# [WRITTEN EXERCISE]
Quote every line below exactly as it reads.

# [RECORDS SUPPLIED]
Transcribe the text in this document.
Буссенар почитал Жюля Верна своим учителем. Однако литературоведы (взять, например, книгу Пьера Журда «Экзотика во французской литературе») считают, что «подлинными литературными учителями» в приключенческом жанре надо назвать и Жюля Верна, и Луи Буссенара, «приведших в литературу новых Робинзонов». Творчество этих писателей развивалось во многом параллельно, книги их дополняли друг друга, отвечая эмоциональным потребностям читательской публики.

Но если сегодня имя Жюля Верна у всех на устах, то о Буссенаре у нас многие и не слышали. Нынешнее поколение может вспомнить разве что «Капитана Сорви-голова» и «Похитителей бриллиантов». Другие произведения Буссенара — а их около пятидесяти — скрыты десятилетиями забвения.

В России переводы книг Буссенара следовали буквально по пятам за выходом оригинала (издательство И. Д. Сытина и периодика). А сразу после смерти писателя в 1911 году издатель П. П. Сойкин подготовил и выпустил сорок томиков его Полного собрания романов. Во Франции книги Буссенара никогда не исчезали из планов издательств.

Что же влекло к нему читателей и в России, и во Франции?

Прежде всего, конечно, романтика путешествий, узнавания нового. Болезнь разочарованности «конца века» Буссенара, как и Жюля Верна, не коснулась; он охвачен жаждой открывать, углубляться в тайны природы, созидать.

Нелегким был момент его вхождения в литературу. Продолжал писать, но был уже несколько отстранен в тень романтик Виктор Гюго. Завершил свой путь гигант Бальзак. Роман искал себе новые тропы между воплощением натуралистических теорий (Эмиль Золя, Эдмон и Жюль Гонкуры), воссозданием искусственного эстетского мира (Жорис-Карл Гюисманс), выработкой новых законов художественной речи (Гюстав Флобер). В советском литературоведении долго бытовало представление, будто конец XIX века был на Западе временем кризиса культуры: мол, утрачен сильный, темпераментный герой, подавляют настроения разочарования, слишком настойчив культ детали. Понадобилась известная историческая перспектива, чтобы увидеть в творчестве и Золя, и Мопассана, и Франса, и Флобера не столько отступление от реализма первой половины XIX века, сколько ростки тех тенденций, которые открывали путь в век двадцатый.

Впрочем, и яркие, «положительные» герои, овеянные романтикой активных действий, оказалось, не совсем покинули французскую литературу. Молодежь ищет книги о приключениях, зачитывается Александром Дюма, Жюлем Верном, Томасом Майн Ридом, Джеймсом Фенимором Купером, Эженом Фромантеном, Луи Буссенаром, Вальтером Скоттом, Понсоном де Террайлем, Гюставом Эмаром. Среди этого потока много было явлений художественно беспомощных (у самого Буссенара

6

# [THE RESPONSE]
Transcribe the text in this document.
Буссенар почитал Жюля Верна своим учителем. Однако литературоведы (взять, например, книгу Пьера Журда «Экзотика во французской литературе») считают, что «подлинными литературными учителями» в приключенческом жанре надо назвать и Жюля Верна, и Луи Буссенара, «приведших в литературу новых Робинзонов». Творчество этих писателей развивалось во многом параллельно, книги их дополняли друг друга, отвечая эмоциональным потребностям читательской публики.

Но если сегодня имя Жюля Верна у всех на устах, то о Буссенаре у нас многие и не слышали. Нынешнее поколение может вспомнить разве что «Капитана Сорви-голова» и «Похитителей бриллиантов». Другие произведения Буссенара — а их около пятидесяти — скрыты десятилетиями забвения.

В России переводы книг Буссенара следовали буквально по пятам за выходом оригинала (издательство И. Д. Сытина и периодика). А сразу после смерти писателя в 1911 году издатель П. П. Сойкин подготовил и выпустил сорок томиков его Полного собрания романов. Во Франции книги Буссенара никогда не исчезали из планов издательств.

Что же влекло к нему читателей и в России, и во Франции?

Прежде всего, конечно, романтика путешествий, узнавания нового. Болезнь разочарованности «конца века» Буссенара, как и Жюля Верна, не коснулась; он охвачен жаждой открывать, углубляться в тайны природы, созидать.

Нелегким был момент его вхождения в литературу. Продолжал писать, но был уже несколько отстранен в тень романтик Виктор Гюго. Завершил свой путь гигант Бальзак. Роман искал себе новые тропы между воплощением натуралистических теорий (Эмиль Золя, Эдмон и Жюль Гонкуры), воссозданием искусственного эстетского мира (Жорис-Карл Гюисманс), выработкой новых законов художественной речи (Гюстав Флобер). В советском литературоведении долго бытовало представление, будто конец XIX века был на Западе временем кризиса культуры: мол, утрачен сильный, темпераментный герой, подавляют настроения разочарования, слишком настойчив культ детали. Понадобилась известная историческая перспектива, чтобы увидеть в творчестве и Золя, и Мопассана, и Франса, и Флобера не столько отступление от реализма первой половины XIX века, сколько ростки тех тенденций, которые открывали путь в век двадцатый.

Впрочем, и яркие, «положительные» герои, овеянные романтикой активных действий, оказалось, не совсем покинули французскую литературу. Молодежь ищет книги о приключениях, зачитывается Александром Дюма, Жюлем Верном, Томасом Майн Ридом, Джеймсом Фенимором Купером, Эженом Фромантеном, Луи Буссенаром, Вальтером Скоттом, Понсоном де Террайлем, Гюставом Эмаром. Среди этого потока много было явлений художественно беспомощных (у самого Буссенара

6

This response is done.